■ **Aim of the task**:
Report each line of the data that has "Npts" somewhere in it.

_ _ _ _ _

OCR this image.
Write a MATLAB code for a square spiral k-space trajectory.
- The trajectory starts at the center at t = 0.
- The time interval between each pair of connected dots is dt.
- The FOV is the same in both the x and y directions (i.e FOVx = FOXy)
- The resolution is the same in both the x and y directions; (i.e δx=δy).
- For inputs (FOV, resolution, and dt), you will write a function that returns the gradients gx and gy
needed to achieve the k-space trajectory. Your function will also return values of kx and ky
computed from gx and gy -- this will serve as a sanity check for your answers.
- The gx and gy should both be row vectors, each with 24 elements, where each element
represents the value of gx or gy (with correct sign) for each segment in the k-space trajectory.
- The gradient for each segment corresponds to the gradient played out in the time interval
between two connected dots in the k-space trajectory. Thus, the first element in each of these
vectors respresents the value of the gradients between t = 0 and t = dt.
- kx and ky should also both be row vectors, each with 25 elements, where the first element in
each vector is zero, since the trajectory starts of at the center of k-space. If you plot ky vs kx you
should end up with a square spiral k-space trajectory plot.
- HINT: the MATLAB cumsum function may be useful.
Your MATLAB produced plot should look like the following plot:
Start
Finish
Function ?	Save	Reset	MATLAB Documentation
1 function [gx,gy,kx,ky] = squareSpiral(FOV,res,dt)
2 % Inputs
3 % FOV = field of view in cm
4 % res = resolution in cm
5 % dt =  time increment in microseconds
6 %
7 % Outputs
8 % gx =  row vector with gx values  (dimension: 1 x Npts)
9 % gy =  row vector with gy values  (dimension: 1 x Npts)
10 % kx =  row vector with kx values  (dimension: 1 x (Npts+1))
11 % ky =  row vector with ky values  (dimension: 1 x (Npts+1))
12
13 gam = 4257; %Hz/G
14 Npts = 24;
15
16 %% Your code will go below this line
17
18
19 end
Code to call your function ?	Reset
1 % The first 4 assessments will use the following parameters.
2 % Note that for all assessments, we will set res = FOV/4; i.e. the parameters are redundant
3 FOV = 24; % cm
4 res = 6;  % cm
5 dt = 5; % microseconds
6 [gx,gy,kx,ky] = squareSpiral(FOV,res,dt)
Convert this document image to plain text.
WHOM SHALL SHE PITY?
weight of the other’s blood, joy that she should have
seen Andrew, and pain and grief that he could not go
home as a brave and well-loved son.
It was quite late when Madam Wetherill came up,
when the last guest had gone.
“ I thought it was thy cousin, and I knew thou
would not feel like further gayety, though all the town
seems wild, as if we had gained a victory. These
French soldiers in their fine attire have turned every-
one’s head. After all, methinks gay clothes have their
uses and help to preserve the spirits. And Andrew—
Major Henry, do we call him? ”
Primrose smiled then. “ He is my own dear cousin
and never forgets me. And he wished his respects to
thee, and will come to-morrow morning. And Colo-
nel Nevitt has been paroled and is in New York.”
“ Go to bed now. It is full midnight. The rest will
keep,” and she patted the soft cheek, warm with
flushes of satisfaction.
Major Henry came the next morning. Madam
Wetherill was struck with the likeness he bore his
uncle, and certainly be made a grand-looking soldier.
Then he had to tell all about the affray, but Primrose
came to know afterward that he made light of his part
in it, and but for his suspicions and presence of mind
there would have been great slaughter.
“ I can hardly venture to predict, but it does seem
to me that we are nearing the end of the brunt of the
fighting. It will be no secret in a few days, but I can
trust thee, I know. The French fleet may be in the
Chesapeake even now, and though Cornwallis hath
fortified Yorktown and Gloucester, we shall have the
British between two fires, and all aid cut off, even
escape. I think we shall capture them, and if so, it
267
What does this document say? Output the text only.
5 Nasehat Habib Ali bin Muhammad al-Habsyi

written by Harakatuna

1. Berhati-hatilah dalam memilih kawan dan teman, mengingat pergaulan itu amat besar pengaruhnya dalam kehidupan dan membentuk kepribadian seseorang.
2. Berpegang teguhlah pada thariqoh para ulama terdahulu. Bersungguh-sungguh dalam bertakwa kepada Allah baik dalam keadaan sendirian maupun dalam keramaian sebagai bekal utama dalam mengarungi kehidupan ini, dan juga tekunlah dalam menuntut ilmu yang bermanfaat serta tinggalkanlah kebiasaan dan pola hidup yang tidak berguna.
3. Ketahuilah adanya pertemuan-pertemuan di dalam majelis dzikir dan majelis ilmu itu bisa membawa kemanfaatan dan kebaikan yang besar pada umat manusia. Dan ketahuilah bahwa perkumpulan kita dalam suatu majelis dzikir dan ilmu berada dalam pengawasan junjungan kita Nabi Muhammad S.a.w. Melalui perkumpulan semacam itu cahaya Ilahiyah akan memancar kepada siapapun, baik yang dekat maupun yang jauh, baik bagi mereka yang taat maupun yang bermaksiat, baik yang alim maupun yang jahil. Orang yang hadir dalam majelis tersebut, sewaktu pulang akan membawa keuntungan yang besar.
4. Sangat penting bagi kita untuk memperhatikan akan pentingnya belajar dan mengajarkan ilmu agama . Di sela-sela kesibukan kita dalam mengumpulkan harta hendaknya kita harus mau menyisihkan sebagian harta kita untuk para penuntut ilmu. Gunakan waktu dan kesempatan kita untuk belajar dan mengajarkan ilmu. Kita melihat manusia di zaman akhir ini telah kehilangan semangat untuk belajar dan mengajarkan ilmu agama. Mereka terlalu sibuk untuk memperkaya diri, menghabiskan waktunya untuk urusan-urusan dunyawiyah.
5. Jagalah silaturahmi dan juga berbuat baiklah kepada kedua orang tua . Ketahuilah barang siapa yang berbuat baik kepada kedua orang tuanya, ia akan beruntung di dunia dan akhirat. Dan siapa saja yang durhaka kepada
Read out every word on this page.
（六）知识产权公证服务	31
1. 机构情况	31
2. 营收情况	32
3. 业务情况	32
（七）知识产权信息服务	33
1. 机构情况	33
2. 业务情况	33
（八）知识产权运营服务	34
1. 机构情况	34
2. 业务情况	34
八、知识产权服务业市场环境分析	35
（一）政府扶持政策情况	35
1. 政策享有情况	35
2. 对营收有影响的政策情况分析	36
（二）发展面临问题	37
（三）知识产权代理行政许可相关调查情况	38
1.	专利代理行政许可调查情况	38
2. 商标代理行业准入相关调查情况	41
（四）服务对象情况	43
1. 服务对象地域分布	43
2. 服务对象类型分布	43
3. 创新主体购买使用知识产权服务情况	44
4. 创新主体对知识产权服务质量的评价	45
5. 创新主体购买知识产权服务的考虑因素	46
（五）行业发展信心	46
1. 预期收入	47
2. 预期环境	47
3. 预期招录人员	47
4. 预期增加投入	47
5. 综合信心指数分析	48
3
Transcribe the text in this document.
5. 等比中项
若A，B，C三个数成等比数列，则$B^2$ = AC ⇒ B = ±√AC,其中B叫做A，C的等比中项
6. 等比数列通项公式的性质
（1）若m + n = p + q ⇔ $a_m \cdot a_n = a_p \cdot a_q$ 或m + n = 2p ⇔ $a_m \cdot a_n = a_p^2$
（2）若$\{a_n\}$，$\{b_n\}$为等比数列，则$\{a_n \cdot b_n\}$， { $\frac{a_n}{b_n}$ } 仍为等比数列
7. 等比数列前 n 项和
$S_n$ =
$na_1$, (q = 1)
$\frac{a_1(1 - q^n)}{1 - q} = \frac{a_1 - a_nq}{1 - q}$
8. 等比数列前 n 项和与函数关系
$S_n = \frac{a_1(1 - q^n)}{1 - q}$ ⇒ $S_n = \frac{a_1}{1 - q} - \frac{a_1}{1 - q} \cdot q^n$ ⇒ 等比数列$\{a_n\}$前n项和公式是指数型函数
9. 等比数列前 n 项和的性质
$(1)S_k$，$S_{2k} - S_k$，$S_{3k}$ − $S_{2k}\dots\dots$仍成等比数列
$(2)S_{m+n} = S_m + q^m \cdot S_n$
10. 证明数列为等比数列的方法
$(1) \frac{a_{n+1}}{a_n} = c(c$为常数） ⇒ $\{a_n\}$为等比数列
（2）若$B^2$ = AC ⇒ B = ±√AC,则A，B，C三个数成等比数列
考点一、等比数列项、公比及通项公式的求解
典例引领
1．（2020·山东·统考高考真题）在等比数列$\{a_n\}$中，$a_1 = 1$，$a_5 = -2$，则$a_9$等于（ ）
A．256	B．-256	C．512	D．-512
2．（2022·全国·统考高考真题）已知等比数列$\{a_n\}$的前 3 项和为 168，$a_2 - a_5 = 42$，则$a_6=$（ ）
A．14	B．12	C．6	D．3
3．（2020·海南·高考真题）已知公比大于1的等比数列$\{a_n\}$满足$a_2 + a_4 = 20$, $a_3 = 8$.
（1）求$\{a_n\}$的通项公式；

_ _ _ _ _

■ **Solution below**:
8 % gx =  row vector with gx values  (dimension: 1 x Npts)
9 % gy =  row vector with gy values  (dimension: 1 x Npts)
10 % kx =  row vector with kx values  (dimension: 1 x (Npts+1))
11 % ky =  row vector with ky values  (dimension: 1 x (Npts+1))
14 Npts = 24;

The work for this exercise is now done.